INSTRUCTIONS TO FOLLOW:
Search the data for the word "left" and copy every line where it occurs.

MATERIAL PROVIDED:
+===+

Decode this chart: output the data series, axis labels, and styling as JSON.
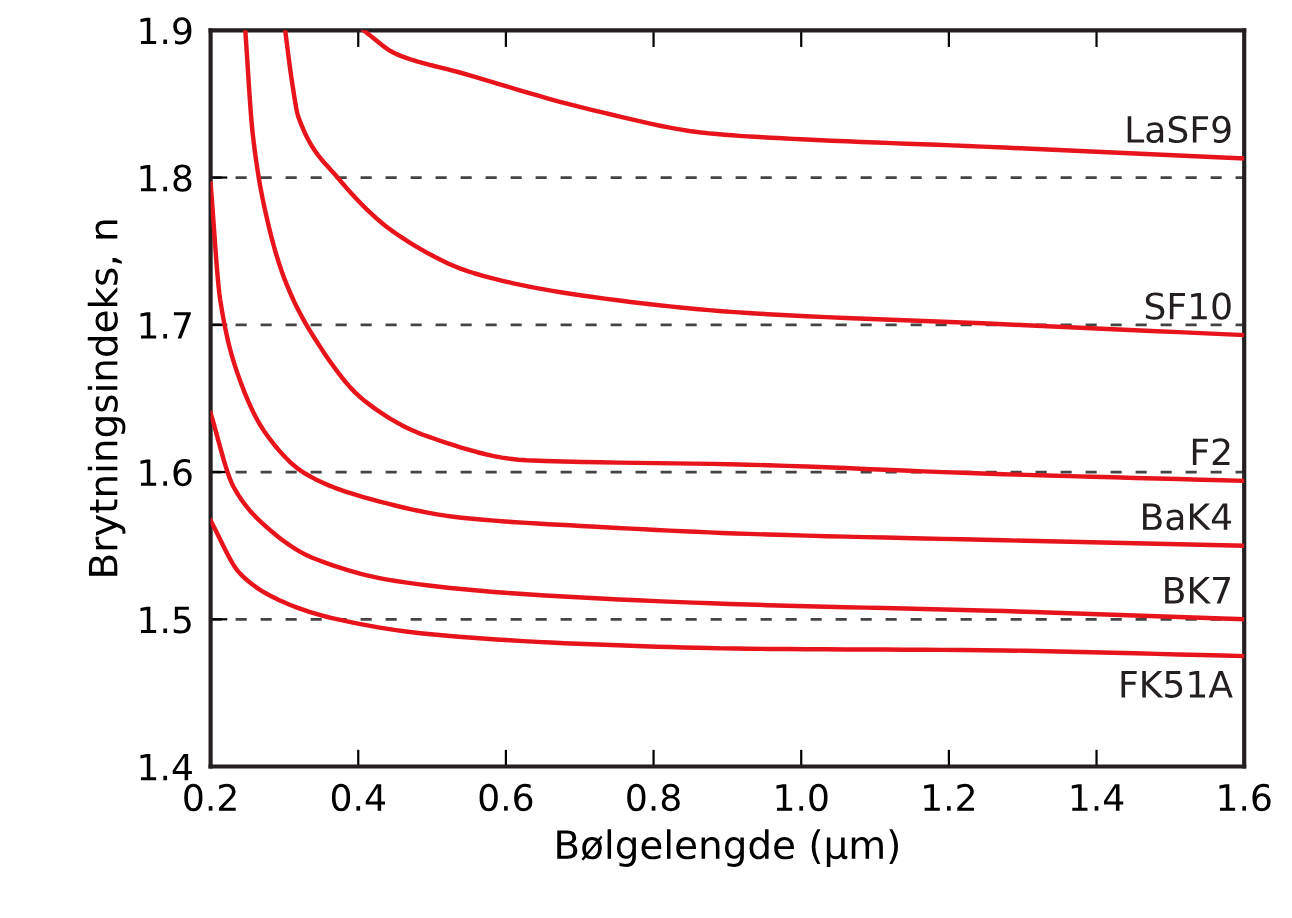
{
  "chart_data": {
    "type": "line",
    "xlabel": "Bølgelengde (μm)",
    "ylabel": "Brytningsindeks, n",
    "xlim": [
      0.2,
      1.6
    ],
    "ylim": [
      1.4,
      1.9
    ],
    "xticks": [
      0.2,
      0.4,
      0.6,
      0.8,
      {
        "value": 1.0,
        "label": "1.0"
      },
      1.2,
      1.4,
      1.6
    ],
    "yticks": [
      1.4,
      1.5,
      1.6,
      1.7,
      1.8,
      1.9
    ],
    "grid": "y",
    "legend": false,
    "marker": "none",
    "line_style": "solid",
    "series": [
      {
        "name": "LaSF9",
        "color": "#e8141c",
        "x": [
          0.407,
          0.451,
          0.54,
          0.716,
          0.875,
          1.0,
          1.245,
          1.6
        ],
        "values": [
          1.9,
          1.884,
          1.871,
          1.846,
          1.83,
          1.826,
          1.821,
          1.813
        ]
      },
      {
        "name": "SF10",
        "color": "#e8141c",
        "x": [
          0.301,
          0.31,
          0.319,
          0.372,
          0.451,
          0.557,
          0.716,
          0.928,
          1.245,
          1.6
        ],
        "values": [
          1.9,
          1.866,
          1.841,
          1.8,
          1.762,
          1.735,
          1.719,
          1.708,
          1.701,
          1.693
        ]
      },
      {
        "name": "F2",
        "color": "#e8141c",
        "x": [
          0.247,
          0.257,
          0.275,
          0.301,
          0.337,
          0.407,
          0.495,
          0.628,
          0.928,
          1.245,
          1.6
        ],
        "values": [
          1.9,
          1.83,
          1.775,
          1.73,
          1.694,
          1.649,
          1.624,
          1.608,
          1.605,
          1.599,
          1.594
        ]
      },
      {
        "name": "BaK4",
        "color": "#e8141c",
        "x": [
          0.2,
          0.213,
          0.24,
          0.275,
          0.328,
          0.407,
          0.54,
          0.716,
          0.928,
          1.245,
          1.6
        ],
        "values": [
          1.796,
          1.717,
          1.662,
          1.626,
          1.599,
          1.583,
          1.569,
          1.563,
          1.558,
          1.554,
          1.55
        ]
      },
      {
        "name": "BK7",
        "color": "#e8141c",
        "x": [
          0.2,
          0.231,
          0.275,
          0.337,
          0.451,
          0.628,
          0.928,
          1.245,
          1.6
        ],
        "values": [
          1.64,
          1.59,
          1.563,
          1.542,
          1.526,
          1.517,
          1.51,
          1.506,
          1.5
        ]
      },
      {
        "name": "FK51A",
        "color": "#e8141c",
        "x": [
          0.2,
          0.24,
          0.293,
          0.363,
          0.495,
          0.716,
          0.928,
          1.245,
          1.6
        ],
        "values": [
          1.567,
          1.531,
          1.513,
          1.501,
          1.49,
          1.483,
          1.48,
          1.479,
          1.475
        ]
      }
    ]
  }
}
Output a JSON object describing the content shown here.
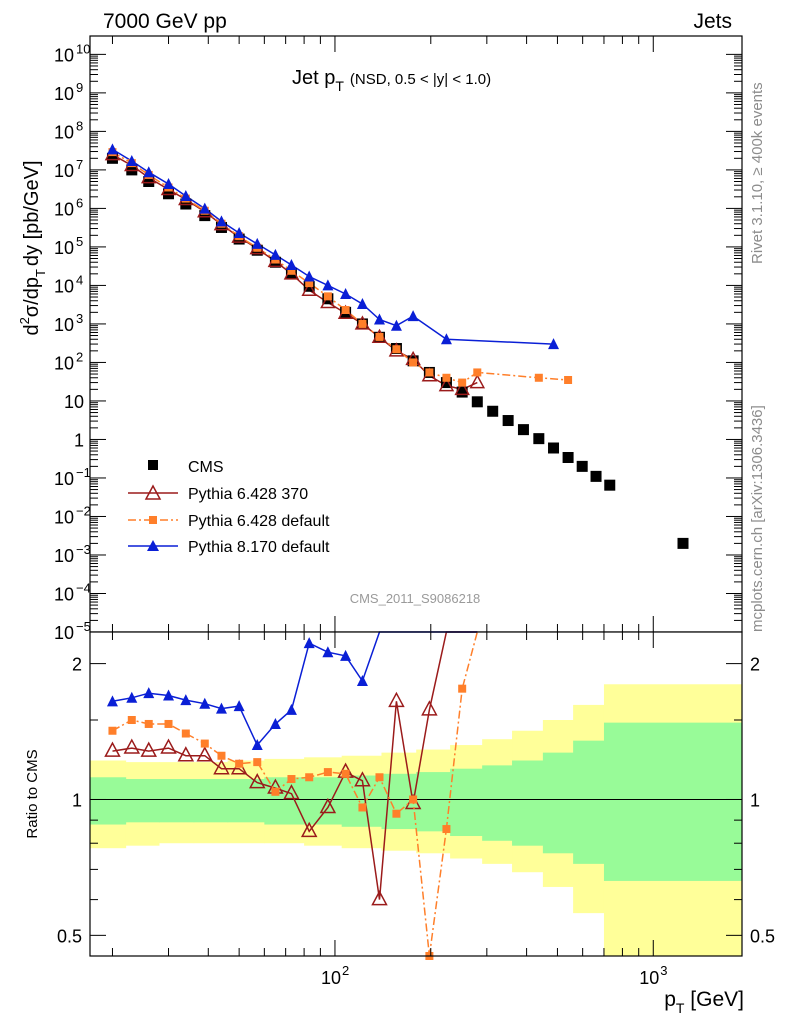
{
  "header": {
    "left": "7000 GeV pp",
    "right": "Jets"
  },
  "side_text": {
    "rivet": "Rivet 3.1.10, ≥ 400k events",
    "mcplots": "mcplots.cern.ch [arXiv:1306.3436]"
  },
  "watermark": "CMS_2011_S9086218",
  "chart_data": [
    {
      "type": "scatter",
      "panel": "main",
      "title": "Jet p_T (NSD, 0.5 < |y| < 1.0)",
      "title_main": "Jet p",
      "title_sub": "T",
      "title_rest": "(NSD, 0.5 < |y| < 1.0)",
      "ylabel": "d²σ/dp_T dy [pb/GeV]",
      "ylabel_parts": [
        "d",
        "2",
        "σ/dp",
        "T",
        "dy [pb/GeV]"
      ],
      "xscale": "log",
      "yscale": "log",
      "xlim": [
        17,
        1900
      ],
      "ylim": [
        1e-05,
        30000000000.0
      ],
      "y_ticks": [
        {
          "v": 10000000000.0,
          "label": "10",
          "exp": "10"
        },
        {
          "v": 1000000000.0,
          "label": "10",
          "exp": "9"
        },
        {
          "v": 100000000.0,
          "label": "10",
          "exp": "8"
        },
        {
          "v": 10000000.0,
          "label": "10",
          "exp": "7"
        },
        {
          "v": 1000000.0,
          "label": "10",
          "exp": "6"
        },
        {
          "v": 100000.0,
          "label": "10",
          "exp": "5"
        },
        {
          "v": 10000.0,
          "label": "10",
          "exp": "4"
        },
        {
          "v": 1000.0,
          "label": "10",
          "exp": "3"
        },
        {
          "v": 100,
          "label": "10",
          "exp": "2"
        },
        {
          "v": 10,
          "label": "10",
          "exp": ""
        },
        {
          "v": 1,
          "label": "1",
          "exp": ""
        },
        {
          "v": 0.1,
          "label": "10",
          "exp": "−1"
        },
        {
          "v": 0.01,
          "label": "10",
          "exp": "−2"
        },
        {
          "v": 0.001,
          "label": "10",
          "exp": "−3"
        },
        {
          "v": 0.0001,
          "label": "10",
          "exp": "−4"
        },
        {
          "v": 1e-05,
          "label": "10",
          "exp": "−5"
        }
      ],
      "legend_position": "lower-left",
      "series": [
        {
          "name": "CMS",
          "style": "square",
          "color": "#000000",
          "x": [
            20,
            23,
            26,
            30,
            34,
            39,
            44,
            50,
            57,
            65,
            73,
            83,
            95,
            108,
            122,
            138,
            156,
            176,
            198,
            224,
            251,
            280,
            313,
            350,
            391,
            437,
            486,
            540,
            598,
            661,
            730,
            1240
          ],
          "y": [
            20000000.0,
            10000000.0,
            5000000.0,
            2400000.0,
            1300000.0,
            650000.0,
            320000.0,
            160000.0,
            82000.0,
            40000.0,
            20000.0,
            9500.0,
            4500.0,
            2000.0,
            1000.0,
            450.0,
            230.0,
            110.0,
            55,
            30,
            17,
            9.5,
            5.4,
            3.1,
            1.8,
            1.05,
            0.6,
            0.34,
            0.2,
            0.11,
            0.065,
            0.002
          ]
        },
        {
          "name": "Pythia 6.428 370",
          "style": "open-triangle-solid-line",
          "color": "#9b1b1b",
          "x": [
            20,
            23,
            26,
            30,
            34,
            39,
            44,
            50,
            57,
            65,
            73,
            83,
            95,
            108,
            122,
            138,
            156,
            176,
            198,
            224,
            251,
            280
          ],
          "y": [
            25000000.0,
            13000000.0,
            6300000.0,
            3100000.0,
            1700000.0,
            820000.0,
            380000.0,
            180000.0,
            90000.0,
            42000.0,
            20000.0,
            7500.0,
            3600.0,
            1900.0,
            1000.0,
            450.0,
            200.0,
            120.0,
            45,
            25,
            20,
            30
          ]
        },
        {
          "name": "Pythia 6.428 default",
          "style": "square-dashdot-line",
          "color": "#ff7f2a",
          "x": [
            20,
            23,
            26,
            30,
            34,
            39,
            44,
            50,
            57,
            65,
            73,
            83,
            95,
            108,
            122,
            138,
            156,
            176,
            198,
            224,
            251,
            280,
            437,
            540
          ],
          "y": [
            29000000.0,
            15000000.0,
            7400000.0,
            3500000.0,
            1800000.0,
            870000.0,
            400000.0,
            190000.0,
            95000.0,
            47000.0,
            24000.0,
            11500.0,
            5200.0,
            2300.0,
            1000.0,
            460.0,
            220.0,
            100.0,
            55,
            40,
            30,
            55,
            40,
            35
          ]
        },
        {
          "name": "Pythia 8.170 default",
          "style": "triangle-solid-line",
          "color": "#0a1fd6",
          "x": [
            20,
            23,
            26,
            30,
            34,
            39,
            44,
            50,
            57,
            65,
            73,
            83,
            95,
            108,
            122,
            138,
            156,
            176,
            224,
            486
          ],
          "y": [
            34000000.0,
            17000000.0,
            8700000.0,
            4300000.0,
            2100000.0,
            990000.0,
            460000.0,
            230000.0,
            120000.0,
            62000.0,
            34000.0,
            17000.0,
            10000.0,
            6000.0,
            3300.0,
            1300.0,
            900.0,
            1600.0,
            400.0,
            300.0
          ]
        }
      ]
    },
    {
      "type": "line",
      "panel": "ratio",
      "ylabel": "Ratio to CMS",
      "xlabel": "p_T [GeV]",
      "xlabel_parts": [
        "p",
        "T",
        " [GeV]"
      ],
      "xscale": "log",
      "yscale": "log",
      "xlim": [
        17,
        1900
      ],
      "ylim": [
        0.45,
        2.35
      ],
      "x_ticks": [
        {
          "v": 100,
          "label": "10",
          "exp": "2"
        },
        {
          "v": 1000,
          "label": "10",
          "exp": "3"
        }
      ],
      "y_ticks": [
        {
          "v": 0.5,
          "label": "0.5"
        },
        {
          "v": 1,
          "label": "1"
        },
        {
          "v": 2,
          "label": "2"
        }
      ],
      "uncertainty_bands": {
        "stat_color": "#98fb98",
        "total_color": "#ffff99",
        "edges": [
          17,
          22,
          28,
          36,
          46,
          60,
          80,
          105,
          140,
          180,
          230,
          290,
          360,
          450,
          560,
          700,
          1900
        ],
        "total_hi": [
          1.22,
          1.21,
          1.21,
          1.21,
          1.22,
          1.23,
          1.24,
          1.25,
          1.27,
          1.29,
          1.32,
          1.36,
          1.42,
          1.5,
          1.62,
          1.8,
          1.8
        ],
        "total_lo": [
          0.78,
          0.79,
          0.8,
          0.8,
          0.8,
          0.8,
          0.79,
          0.78,
          0.77,
          0.76,
          0.74,
          0.72,
          0.69,
          0.64,
          0.56,
          0.45,
          0.45
        ],
        "stat_hi": [
          1.12,
          1.11,
          1.11,
          1.11,
          1.11,
          1.12,
          1.12,
          1.13,
          1.14,
          1.15,
          1.17,
          1.19,
          1.22,
          1.27,
          1.35,
          1.48,
          1.48
        ],
        "stat_lo": [
          0.88,
          0.89,
          0.89,
          0.89,
          0.89,
          0.88,
          0.88,
          0.87,
          0.86,
          0.85,
          0.83,
          0.81,
          0.79,
          0.76,
          0.72,
          0.66,
          0.66
        ]
      },
      "series": [
        {
          "name": "Pythia 6.428 370",
          "color": "#9b1b1b",
          "x": [
            20,
            23,
            26,
            30,
            34,
            39,
            44,
            50,
            57,
            65,
            73,
            83,
            95,
            108,
            122,
            138,
            156,
            176,
            198,
            224,
            251,
            280
          ],
          "y": [
            1.28,
            1.3,
            1.28,
            1.3,
            1.25,
            1.25,
            1.17,
            1.17,
            1.09,
            1.06,
            1.03,
            0.85,
            0.96,
            1.15,
            1.1,
            0.6,
            1.65,
            0.98,
            1.58,
            2.4,
            2.4,
            2.4
          ]
        },
        {
          "name": "Pythia 6.428 default",
          "color": "#ff7f2a",
          "x": [
            20,
            23,
            26,
            30,
            34,
            39,
            44,
            50,
            57,
            65,
            73,
            83,
            95,
            108,
            122,
            138,
            156,
            176,
            198,
            224,
            251,
            280
          ],
          "y": [
            1.42,
            1.5,
            1.47,
            1.47,
            1.4,
            1.33,
            1.25,
            1.2,
            1.21,
            1.04,
            1.11,
            1.12,
            1.15,
            1.14,
            0.96,
            1.12,
            0.93,
            1.0,
            0.42,
            0.86,
            1.76,
            2.4
          ]
        },
        {
          "name": "Pythia 8.170 default",
          "color": "#0a1fd6",
          "x": [
            20,
            23,
            26,
            30,
            34,
            39,
            44,
            50,
            57,
            65,
            73,
            83,
            95,
            108,
            122,
            138,
            156,
            176,
            198,
            224,
            251,
            280
          ],
          "y": [
            1.65,
            1.68,
            1.72,
            1.7,
            1.66,
            1.63,
            1.59,
            1.61,
            1.32,
            1.47,
            1.58,
            2.22,
            2.12,
            2.08,
            1.83,
            2.4,
            2.4,
            2.4,
            2.4,
            2.4,
            2.4,
            2.4
          ]
        }
      ]
    }
  ]
}
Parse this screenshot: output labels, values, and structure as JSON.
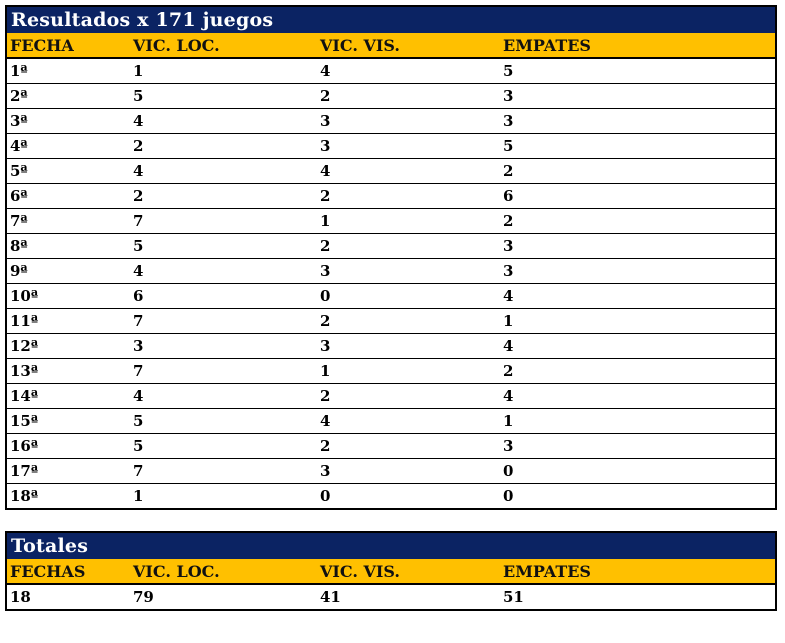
{
  "colors": {
    "title_band_bg": "#0b2363",
    "title_band_text": "#ffffff",
    "header_band_bg": "#ffc000",
    "header_band_text": "#111111",
    "body_text": "#000000",
    "border": "#000000"
  },
  "results_table": {
    "title": "Resultados x 171 juegos",
    "columns": [
      "FECHA",
      "VIC. LOC.",
      "VIC. VIS.",
      "EMPATES"
    ],
    "rows": [
      [
        "1ª",
        "1",
        "4",
        "5"
      ],
      [
        "2ª",
        "5",
        "2",
        "3"
      ],
      [
        "3ª",
        "4",
        "3",
        "3"
      ],
      [
        "4ª",
        "2",
        "3",
        "5"
      ],
      [
        "5ª",
        "4",
        "4",
        "2"
      ],
      [
        "6ª",
        "2",
        "2",
        "6"
      ],
      [
        "7ª",
        "7",
        "1",
        "2"
      ],
      [
        "8ª",
        "5",
        "2",
        "3"
      ],
      [
        "9ª",
        "4",
        "3",
        "3"
      ],
      [
        "10ª",
        "6",
        "0",
        "4"
      ],
      [
        "11ª",
        "7",
        "2",
        "1"
      ],
      [
        "12ª",
        "3",
        "3",
        "4"
      ],
      [
        "13ª",
        "7",
        "1",
        "2"
      ],
      [
        "14ª",
        "4",
        "2",
        "4"
      ],
      [
        "15ª",
        "5",
        "4",
        "1"
      ],
      [
        "16ª",
        "5",
        "2",
        "3"
      ],
      [
        "17ª",
        "7",
        "3",
        "0"
      ],
      [
        "18ª",
        "1",
        "0",
        "0"
      ]
    ]
  },
  "totals_table": {
    "title": "Totales",
    "columns": [
      "FECHAS",
      "VIC. LOC.",
      "VIC. VIS.",
      "EMPATES"
    ],
    "rows": [
      [
        "18",
        "79",
        "41",
        "51"
      ]
    ]
  },
  "chart_data": [
    {
      "type": "table",
      "title": "Resultados x 171 juegos",
      "columns": [
        "FECHA",
        "VIC. LOC.",
        "VIC. VIS.",
        "EMPATES"
      ],
      "categories": [
        "1ª",
        "2ª",
        "3ª",
        "4ª",
        "5ª",
        "6ª",
        "7ª",
        "8ª",
        "9ª",
        "10ª",
        "11ª",
        "12ª",
        "13ª",
        "14ª",
        "15ª",
        "16ª",
        "17ª",
        "18ª"
      ],
      "series": [
        {
          "name": "VIC. LOC.",
          "values": [
            1,
            5,
            4,
            2,
            4,
            2,
            7,
            5,
            4,
            6,
            7,
            3,
            7,
            4,
            5,
            5,
            7,
            1
          ]
        },
        {
          "name": "VIC. VIS.",
          "values": [
            4,
            2,
            3,
            3,
            4,
            2,
            1,
            2,
            3,
            0,
            2,
            3,
            1,
            2,
            4,
            2,
            3,
            0
          ]
        },
        {
          "name": "EMPATES",
          "values": [
            5,
            3,
            3,
            5,
            2,
            6,
            2,
            3,
            3,
            4,
            1,
            4,
            2,
            4,
            1,
            3,
            0,
            0
          ]
        }
      ]
    },
    {
      "type": "table",
      "title": "Totales",
      "columns": [
        "FECHAS",
        "VIC. LOC.",
        "VIC. VIS.",
        "EMPATES"
      ],
      "values": [
        18,
        79,
        41,
        51
      ]
    }
  ]
}
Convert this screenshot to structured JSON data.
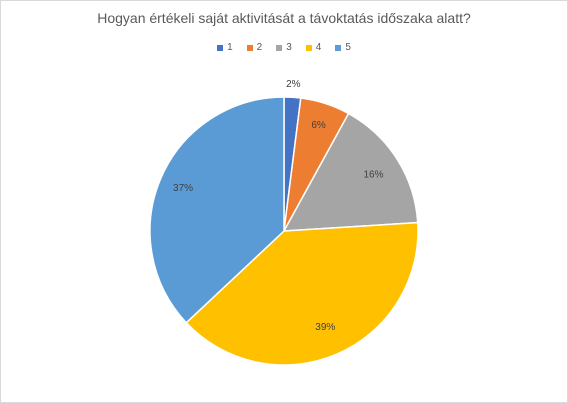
{
  "chart_data": {
    "type": "pie",
    "title": "Hogyan értékeli saját aktivitását a távoktatás időszaka alatt?",
    "categories": [
      "1",
      "2",
      "3",
      "4",
      "5"
    ],
    "values": [
      2,
      6,
      16,
      39,
      37
    ],
    "data_labels": [
      "2%",
      "6%",
      "16%",
      "39%",
      "37%"
    ],
    "colors": [
      "#4472c4",
      "#ed7d31",
      "#a5a5a5",
      "#ffc000",
      "#5b9bd5"
    ],
    "legend": "top"
  }
}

+===+

WRITTEN RESPONSE:
    "left": "7000 GeV pp",
      "legend_position": "lower-left",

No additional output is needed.